• Request: Wherever the word "وقال" appears in the entries, copy the whole line.

• Dataset records:
begin

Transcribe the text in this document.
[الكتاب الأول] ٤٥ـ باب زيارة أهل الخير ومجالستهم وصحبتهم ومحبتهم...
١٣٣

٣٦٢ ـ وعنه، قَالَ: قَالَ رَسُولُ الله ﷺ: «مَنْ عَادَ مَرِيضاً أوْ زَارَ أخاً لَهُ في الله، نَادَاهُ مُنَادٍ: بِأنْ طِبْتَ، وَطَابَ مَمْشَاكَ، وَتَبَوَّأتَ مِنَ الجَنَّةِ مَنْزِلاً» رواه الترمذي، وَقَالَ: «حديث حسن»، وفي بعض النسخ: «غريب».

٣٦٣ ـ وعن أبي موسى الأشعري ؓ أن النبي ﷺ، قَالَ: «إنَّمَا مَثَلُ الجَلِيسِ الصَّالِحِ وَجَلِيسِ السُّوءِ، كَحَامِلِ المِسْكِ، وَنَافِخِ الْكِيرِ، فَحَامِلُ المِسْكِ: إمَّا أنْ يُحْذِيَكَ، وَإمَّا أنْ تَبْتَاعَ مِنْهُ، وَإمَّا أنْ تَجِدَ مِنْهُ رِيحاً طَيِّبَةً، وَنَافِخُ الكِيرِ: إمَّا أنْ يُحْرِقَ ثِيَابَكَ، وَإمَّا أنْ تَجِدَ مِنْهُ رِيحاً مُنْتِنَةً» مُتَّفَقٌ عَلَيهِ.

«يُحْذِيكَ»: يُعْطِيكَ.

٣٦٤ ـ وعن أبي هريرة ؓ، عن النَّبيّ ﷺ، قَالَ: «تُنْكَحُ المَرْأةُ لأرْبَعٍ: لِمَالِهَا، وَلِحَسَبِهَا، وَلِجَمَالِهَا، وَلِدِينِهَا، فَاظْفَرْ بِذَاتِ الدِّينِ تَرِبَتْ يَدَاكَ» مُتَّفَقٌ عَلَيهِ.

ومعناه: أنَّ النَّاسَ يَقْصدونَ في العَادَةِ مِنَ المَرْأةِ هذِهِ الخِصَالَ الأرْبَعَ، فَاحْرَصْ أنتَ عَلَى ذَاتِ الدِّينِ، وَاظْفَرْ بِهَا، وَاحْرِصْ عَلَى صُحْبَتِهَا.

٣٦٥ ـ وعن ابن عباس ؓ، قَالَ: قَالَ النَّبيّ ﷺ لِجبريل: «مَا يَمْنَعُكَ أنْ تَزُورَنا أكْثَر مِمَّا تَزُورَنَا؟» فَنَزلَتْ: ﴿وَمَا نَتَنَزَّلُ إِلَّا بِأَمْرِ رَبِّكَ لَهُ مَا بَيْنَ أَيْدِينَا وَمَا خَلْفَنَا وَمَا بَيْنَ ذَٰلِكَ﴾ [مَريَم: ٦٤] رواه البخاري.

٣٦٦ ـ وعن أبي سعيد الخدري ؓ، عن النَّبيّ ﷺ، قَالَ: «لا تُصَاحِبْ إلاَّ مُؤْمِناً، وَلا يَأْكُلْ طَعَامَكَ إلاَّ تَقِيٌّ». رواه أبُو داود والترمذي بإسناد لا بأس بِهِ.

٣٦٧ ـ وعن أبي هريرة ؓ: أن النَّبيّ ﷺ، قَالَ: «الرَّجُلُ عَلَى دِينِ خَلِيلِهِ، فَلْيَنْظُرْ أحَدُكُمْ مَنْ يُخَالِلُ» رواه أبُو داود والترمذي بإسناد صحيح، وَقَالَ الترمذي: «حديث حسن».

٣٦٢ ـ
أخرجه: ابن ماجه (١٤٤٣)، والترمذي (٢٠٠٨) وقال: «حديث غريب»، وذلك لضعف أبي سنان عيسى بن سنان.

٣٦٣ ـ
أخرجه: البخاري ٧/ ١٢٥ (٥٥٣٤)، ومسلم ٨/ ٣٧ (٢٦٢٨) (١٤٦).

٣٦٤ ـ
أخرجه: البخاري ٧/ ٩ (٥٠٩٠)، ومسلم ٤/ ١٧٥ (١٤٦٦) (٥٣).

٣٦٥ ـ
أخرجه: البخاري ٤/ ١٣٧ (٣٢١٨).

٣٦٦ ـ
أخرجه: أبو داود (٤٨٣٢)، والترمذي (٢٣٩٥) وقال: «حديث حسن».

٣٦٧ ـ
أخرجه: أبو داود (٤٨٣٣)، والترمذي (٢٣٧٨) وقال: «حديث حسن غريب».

end

• Exercise result:
أخرجه: ابن ماجه (١٤٤٣)، والترمذي (٢٠٠٨) وقال: «حديث غريب»، وذلك لضعف أبي سنان عيسى بن سنان.
أخرجه: أبو داود (٤٨٣٢)، والترمذي (٢٣٩٥) وقال: «حديث حسن».
أخرجه: أبو داود (٤٨٣٣)، والترمذي (٢٣٧٨) وقال: «حديث حسن غريب».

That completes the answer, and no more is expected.